TO DO.
Report each line of the data that includes the word "details".

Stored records
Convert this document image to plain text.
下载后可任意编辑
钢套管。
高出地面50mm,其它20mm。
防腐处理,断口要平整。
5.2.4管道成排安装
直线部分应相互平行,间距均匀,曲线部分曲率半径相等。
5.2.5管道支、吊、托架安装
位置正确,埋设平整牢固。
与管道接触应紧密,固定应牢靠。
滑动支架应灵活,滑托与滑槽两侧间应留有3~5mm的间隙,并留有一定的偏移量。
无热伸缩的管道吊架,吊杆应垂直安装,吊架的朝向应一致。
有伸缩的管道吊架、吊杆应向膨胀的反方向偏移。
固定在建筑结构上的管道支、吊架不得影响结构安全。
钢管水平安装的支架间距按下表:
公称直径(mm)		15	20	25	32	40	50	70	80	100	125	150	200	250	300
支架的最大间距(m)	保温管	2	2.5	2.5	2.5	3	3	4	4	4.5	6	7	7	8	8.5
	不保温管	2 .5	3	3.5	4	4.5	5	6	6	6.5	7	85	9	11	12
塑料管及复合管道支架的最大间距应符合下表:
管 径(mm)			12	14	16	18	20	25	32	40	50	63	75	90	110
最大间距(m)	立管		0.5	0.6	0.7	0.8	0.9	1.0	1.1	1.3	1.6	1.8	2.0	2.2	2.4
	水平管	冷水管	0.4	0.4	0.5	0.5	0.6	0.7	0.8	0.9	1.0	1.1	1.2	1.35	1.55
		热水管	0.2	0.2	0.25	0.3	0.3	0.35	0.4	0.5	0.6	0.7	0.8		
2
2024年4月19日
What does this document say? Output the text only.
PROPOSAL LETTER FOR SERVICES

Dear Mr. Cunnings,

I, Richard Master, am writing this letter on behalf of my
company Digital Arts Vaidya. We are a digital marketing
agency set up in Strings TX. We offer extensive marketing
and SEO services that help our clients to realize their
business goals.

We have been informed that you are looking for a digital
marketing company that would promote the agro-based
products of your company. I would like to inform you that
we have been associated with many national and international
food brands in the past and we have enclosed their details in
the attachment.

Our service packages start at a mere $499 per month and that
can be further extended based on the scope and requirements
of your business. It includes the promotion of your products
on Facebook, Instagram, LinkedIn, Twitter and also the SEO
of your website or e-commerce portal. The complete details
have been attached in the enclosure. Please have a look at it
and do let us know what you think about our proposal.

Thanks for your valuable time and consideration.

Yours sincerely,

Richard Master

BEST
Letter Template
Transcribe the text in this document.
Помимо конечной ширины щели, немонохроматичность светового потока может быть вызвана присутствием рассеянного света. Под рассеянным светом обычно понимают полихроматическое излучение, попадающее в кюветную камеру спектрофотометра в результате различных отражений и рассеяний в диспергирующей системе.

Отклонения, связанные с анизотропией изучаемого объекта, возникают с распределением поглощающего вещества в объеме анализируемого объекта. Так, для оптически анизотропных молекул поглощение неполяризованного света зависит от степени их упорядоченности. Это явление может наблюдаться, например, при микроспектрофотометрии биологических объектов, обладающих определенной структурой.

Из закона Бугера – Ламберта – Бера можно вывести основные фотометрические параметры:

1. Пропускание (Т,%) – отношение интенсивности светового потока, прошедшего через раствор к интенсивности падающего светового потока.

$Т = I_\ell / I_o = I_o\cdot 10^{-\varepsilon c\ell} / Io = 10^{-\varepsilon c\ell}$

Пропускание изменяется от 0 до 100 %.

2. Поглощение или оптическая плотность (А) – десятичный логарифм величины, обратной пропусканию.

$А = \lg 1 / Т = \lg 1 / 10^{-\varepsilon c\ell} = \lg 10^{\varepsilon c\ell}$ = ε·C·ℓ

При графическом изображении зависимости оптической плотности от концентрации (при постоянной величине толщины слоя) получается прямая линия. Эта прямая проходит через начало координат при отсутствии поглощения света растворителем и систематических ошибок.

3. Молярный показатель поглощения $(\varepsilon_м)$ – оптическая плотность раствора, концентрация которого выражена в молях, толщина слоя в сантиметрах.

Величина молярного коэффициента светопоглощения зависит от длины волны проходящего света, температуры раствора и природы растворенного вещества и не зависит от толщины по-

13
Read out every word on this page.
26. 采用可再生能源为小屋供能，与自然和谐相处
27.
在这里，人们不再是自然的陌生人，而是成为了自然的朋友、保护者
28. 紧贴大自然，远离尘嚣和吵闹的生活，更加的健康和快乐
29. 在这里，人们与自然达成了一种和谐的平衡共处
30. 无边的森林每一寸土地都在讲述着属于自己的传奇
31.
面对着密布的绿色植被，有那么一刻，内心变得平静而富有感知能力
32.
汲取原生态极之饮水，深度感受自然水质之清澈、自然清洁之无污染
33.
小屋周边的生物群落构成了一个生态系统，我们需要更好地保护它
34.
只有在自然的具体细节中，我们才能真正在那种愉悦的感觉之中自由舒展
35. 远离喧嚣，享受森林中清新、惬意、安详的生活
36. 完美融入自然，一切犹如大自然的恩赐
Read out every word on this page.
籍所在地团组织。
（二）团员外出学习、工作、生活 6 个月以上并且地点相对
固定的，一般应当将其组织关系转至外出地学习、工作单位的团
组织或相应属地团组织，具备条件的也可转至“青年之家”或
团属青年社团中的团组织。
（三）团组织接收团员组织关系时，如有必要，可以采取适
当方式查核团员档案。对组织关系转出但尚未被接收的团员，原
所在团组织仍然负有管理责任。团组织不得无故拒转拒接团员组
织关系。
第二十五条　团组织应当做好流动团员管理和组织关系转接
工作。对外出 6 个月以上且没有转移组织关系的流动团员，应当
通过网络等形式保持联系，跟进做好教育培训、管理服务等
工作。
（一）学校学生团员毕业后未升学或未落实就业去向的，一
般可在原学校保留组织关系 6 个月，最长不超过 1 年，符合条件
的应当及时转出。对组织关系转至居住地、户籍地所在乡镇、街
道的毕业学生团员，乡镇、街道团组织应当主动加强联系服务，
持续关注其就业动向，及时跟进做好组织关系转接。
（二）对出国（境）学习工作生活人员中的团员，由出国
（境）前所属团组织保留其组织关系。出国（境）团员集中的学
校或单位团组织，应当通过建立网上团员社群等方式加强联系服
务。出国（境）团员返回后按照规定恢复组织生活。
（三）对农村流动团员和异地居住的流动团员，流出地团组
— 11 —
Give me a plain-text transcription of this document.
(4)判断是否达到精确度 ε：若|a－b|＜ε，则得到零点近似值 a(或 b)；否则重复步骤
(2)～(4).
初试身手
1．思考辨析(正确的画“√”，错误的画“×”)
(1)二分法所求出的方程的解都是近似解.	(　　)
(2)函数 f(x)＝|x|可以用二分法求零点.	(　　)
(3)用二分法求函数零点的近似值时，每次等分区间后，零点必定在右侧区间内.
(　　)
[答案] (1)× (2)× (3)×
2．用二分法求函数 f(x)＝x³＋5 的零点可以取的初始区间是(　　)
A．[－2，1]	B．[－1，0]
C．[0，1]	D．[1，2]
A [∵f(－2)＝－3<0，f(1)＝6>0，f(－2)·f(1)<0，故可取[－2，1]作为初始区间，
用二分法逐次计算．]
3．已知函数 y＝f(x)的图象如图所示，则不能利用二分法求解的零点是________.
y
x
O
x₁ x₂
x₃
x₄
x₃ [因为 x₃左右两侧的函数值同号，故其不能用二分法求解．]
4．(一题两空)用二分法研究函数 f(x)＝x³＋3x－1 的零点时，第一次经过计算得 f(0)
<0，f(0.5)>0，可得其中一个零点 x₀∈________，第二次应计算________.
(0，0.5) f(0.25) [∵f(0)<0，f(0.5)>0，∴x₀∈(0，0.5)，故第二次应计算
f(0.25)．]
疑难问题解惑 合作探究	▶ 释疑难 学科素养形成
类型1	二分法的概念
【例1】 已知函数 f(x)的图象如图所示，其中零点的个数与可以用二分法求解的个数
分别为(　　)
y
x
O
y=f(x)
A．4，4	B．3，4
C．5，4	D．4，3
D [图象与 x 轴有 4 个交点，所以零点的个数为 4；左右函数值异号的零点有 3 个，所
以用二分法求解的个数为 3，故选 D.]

RESULT OF THE EXERCISE.
food brands in the past and we have enclosed their details in
of your website or e-commerce portal. The complete details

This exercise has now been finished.